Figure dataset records
————

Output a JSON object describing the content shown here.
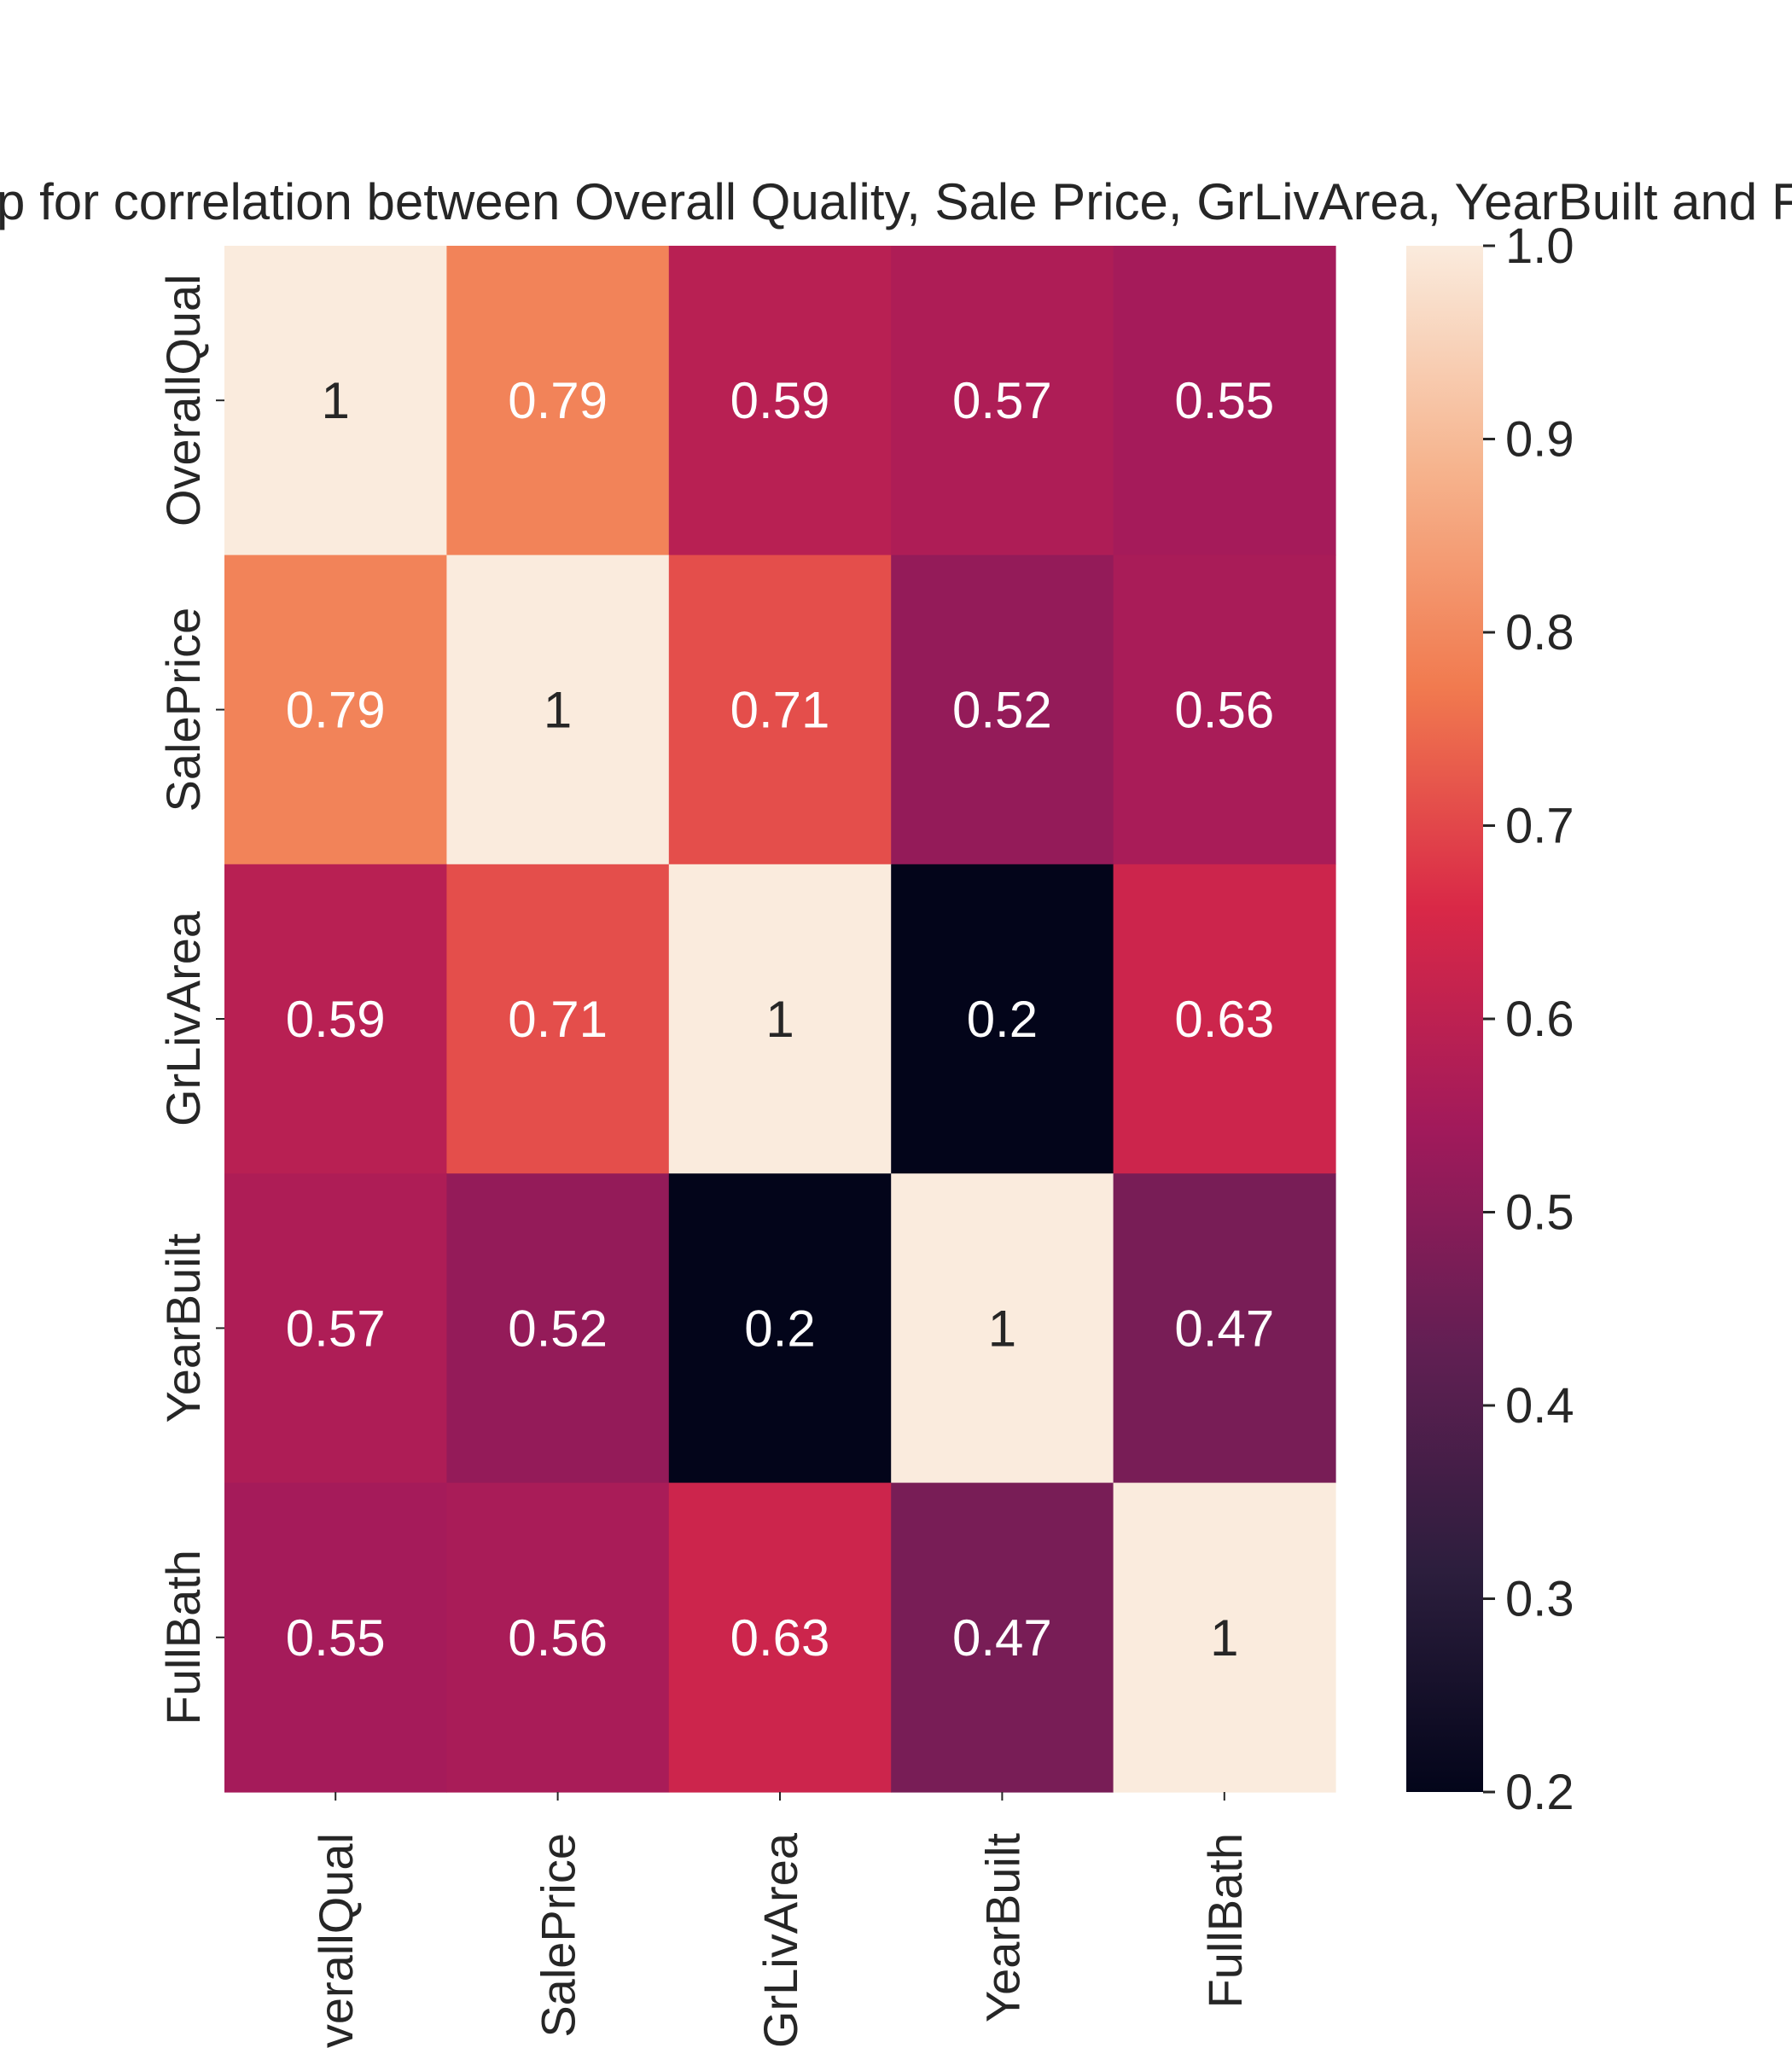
{
  "chart_data": {
    "type": "heatmap",
    "title": "Heatmap for correlation between Overall Quality, Sale Price, GrLivArea, YearBuilt and FullBath",
    "row_labels": [
      "OverallQual",
      "SalePrice",
      "GrLivArea",
      "YearBuilt",
      "FullBath"
    ],
    "col_labels": [
      "OverallQual",
      "SalePrice",
      "GrLivArea",
      "YearBuilt",
      "FullBath"
    ],
    "values": [
      [
        1,
        0.79,
        0.59,
        0.57,
        0.55
      ],
      [
        0.79,
        1,
        0.71,
        0.52,
        0.56
      ],
      [
        0.59,
        0.71,
        1,
        0.2,
        0.63
      ],
      [
        0.57,
        0.52,
        0.2,
        1,
        0.47
      ],
      [
        0.55,
        0.56,
        0.63,
        0.47,
        1
      ]
    ],
    "annotations": [
      [
        "1",
        "0.79",
        "0.59",
        "0.57",
        "0.55"
      ],
      [
        "0.79",
        "1",
        "0.71",
        "0.52",
        "0.56"
      ],
      [
        "0.59",
        "0.71",
        "1",
        "0.2",
        "0.63"
      ],
      [
        "0.57",
        "0.52",
        "0.2",
        "1",
        "0.47"
      ],
      [
        "0.55",
        "0.56",
        "0.63",
        "0.47",
        "1"
      ]
    ],
    "colorbar": {
      "vmin": 0.2,
      "vmax": 1.0,
      "ticks": [
        1.0,
        0.9,
        0.8,
        0.7,
        0.6,
        0.5,
        0.4,
        0.3,
        0.2
      ],
      "tick_labels": [
        "1.0",
        "0.9",
        "0.8",
        "0.7",
        "0.6",
        "0.5",
        "0.4",
        "0.3",
        "0.2"
      ],
      "colormap": "rocket",
      "color_stops": [
        "#03051a",
        "#2c1e3d",
        "#611f53",
        "#a11a5b",
        "#d92847",
        "#f17a4f",
        "#f6b48e",
        "#faebdd"
      ]
    },
    "annotation_colors": {
      "on_dark": "#ffffff",
      "on_light": "#262626"
    }
  }
}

————

### What you will do
Omit the pictures, then quote the rest of the material above exactly.

### Output below
Output a JSON object describing the content shown here.
{
  "chart_data": {
    "type": "heatmap",
    "title": "Heatmap for correlation between Overall Quality, Sale Price, GrLivArea, YearBuilt and FullBath",
    "row_labels": [
      "OverallQual",
      "SalePrice",
      "GrLivArea",
      "YearBuilt",
      "FullBath"
    ],
    "col_labels": [
      "OverallQual",
      "SalePrice",
      "GrLivArea",
      "YearBuilt",
      "FullBath"
    ],
    "values": [
      [
        1,
        0.79,
        0.59,
        0.57,
        0.55
      ],
      [
        0.79,
        1,
        0.71,
        0.52,
        0.56
      ],
      [
        0.59,
        0.71,
        1,
        0.2,
        0.63
      ],
      [
        0.57,
        0.52,
        0.2,
        1,
        0.47
      ],
      [
        0.55,
        0.56,
        0.63,
        0.47,
        1
      ]
    ],
    "annotations": [
      [
        "1",
        "0.79",
        "0.59",
        "0.57",
        "0.55"
      ],
      [
        "0.79",
        "1",
        "0.71",
        "0.52",
        "0.56"
      ],
      [
        "0.59",
        "0.71",
        "1",
        "0.2",
        "0.63"
      ],
      [
        "0.57",
        "0.52",
        "0.2",
        "1",
        "0.47"
      ],
      [
        "0.55",
        "0.56",
        "0.63",
        "0.47",
        "1"
      ]
    ],
    "colorbar": {
      "vmin": 0.2,
      "vmax": 1.0,
      "ticks": [
        1.0,
        0.9,
        0.8,
        0.7,
        0.6,
        0.5,
        0.4,
        0.3,
        0.2
      ],
      "tick_labels": [
        "1.0",
        "0.9",
        "0.8",
        "0.7",
        "0.6",
        "0.5",
        "0.4",
        "0.3",
        "0.2"
      ],
      "colormap": "rocket",
      "color_stops": [
        "#03051a",
        "#2c1e3d",
        "#611f53",
        "#a11a5b",
        "#d92847",
        "#f17a4f",
        "#f6b48e",
        "#faebdd"
      ]
    },
    "annotation_colors": {
      "on_dark": "#ffffff",
      "on_light": "#262626"
    }
  }
}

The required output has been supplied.